Which lines hold the string "mapping"? Copy every one of them.

▼

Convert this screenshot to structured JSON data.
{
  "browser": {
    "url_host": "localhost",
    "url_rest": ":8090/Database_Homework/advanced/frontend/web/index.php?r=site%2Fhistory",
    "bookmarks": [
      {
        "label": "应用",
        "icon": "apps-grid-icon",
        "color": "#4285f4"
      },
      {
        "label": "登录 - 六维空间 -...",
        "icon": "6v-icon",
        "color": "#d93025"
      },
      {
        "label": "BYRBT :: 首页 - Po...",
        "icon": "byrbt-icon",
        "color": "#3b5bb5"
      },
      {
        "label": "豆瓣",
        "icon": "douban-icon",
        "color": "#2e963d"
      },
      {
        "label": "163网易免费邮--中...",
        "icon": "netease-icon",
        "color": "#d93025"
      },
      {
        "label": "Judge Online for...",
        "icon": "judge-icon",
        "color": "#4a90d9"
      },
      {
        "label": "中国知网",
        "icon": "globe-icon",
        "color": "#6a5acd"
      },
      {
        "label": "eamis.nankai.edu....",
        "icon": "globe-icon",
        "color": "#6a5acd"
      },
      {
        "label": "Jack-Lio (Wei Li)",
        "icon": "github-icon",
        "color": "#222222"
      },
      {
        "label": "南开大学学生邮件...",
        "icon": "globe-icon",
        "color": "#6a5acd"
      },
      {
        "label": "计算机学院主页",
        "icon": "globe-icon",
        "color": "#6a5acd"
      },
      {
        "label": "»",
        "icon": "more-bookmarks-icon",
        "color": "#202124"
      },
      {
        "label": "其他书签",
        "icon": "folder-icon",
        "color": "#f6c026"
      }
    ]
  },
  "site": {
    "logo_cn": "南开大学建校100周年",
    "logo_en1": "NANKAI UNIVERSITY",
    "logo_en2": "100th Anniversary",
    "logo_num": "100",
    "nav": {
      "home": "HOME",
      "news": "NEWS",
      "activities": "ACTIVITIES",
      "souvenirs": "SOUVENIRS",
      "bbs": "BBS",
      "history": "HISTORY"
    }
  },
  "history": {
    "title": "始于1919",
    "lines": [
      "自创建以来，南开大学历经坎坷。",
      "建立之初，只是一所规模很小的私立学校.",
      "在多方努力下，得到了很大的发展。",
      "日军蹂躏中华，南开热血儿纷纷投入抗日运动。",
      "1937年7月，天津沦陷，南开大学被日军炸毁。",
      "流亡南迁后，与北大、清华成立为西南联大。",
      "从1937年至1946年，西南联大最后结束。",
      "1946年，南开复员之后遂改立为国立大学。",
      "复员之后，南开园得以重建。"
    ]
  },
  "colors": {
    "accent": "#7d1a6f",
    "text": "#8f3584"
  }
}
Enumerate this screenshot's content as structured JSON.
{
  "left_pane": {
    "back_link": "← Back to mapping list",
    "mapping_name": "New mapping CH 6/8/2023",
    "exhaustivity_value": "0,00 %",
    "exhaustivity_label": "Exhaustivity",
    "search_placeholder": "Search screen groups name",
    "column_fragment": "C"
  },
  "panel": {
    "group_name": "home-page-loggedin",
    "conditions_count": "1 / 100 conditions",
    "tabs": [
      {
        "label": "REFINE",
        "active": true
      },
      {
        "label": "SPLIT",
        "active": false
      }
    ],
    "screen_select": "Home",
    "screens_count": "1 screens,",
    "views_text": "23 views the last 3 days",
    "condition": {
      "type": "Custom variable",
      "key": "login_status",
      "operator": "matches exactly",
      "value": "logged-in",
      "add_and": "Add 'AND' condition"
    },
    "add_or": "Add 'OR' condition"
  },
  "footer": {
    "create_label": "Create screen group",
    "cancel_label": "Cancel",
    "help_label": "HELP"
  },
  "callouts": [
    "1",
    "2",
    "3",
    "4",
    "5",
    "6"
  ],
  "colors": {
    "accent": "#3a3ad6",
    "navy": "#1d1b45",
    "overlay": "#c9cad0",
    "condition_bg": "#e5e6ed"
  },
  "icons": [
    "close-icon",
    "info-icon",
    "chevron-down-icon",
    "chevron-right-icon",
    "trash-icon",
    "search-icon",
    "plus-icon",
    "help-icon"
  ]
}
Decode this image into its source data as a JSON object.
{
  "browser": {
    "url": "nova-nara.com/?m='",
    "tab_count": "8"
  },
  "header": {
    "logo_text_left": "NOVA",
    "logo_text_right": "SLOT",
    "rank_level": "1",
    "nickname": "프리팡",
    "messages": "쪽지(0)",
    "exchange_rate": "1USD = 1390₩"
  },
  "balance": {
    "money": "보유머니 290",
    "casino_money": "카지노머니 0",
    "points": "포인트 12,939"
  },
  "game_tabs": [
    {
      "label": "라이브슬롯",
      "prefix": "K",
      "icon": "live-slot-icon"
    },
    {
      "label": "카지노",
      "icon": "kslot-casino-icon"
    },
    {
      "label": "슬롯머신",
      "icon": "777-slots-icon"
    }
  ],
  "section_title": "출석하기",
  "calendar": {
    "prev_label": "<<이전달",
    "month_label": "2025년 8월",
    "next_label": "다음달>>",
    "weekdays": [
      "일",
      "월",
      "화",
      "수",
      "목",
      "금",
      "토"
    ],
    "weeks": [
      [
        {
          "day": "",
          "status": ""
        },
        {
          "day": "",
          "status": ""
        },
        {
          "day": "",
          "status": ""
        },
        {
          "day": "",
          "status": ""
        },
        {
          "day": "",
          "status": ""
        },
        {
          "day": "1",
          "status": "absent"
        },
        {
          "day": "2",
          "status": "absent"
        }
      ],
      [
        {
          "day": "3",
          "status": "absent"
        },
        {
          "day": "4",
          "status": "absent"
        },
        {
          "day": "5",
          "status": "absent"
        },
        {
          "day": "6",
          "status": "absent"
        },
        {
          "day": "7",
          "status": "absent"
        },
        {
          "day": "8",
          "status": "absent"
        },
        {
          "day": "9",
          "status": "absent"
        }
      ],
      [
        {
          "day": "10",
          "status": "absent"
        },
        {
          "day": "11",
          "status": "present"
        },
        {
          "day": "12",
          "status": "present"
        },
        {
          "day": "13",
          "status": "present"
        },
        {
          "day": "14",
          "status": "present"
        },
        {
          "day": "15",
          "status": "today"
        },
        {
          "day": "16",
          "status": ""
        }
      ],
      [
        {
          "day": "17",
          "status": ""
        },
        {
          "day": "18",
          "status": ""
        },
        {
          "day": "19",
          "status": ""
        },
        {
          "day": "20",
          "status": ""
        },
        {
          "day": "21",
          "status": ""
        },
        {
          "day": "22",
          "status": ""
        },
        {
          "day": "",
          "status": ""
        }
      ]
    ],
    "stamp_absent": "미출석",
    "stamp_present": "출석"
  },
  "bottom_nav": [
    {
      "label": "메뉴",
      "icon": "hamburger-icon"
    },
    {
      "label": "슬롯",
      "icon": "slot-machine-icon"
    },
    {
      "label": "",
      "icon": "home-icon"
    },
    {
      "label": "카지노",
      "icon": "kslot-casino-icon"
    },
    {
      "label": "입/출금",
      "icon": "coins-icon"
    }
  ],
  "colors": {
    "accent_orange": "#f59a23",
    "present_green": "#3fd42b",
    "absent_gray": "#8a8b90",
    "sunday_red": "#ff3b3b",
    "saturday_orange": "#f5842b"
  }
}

▲

▶ **Answer to this problem**
    "back_link": "← Back to mapping list",
    "mapping_name": "New mapping CH 6/8/2023",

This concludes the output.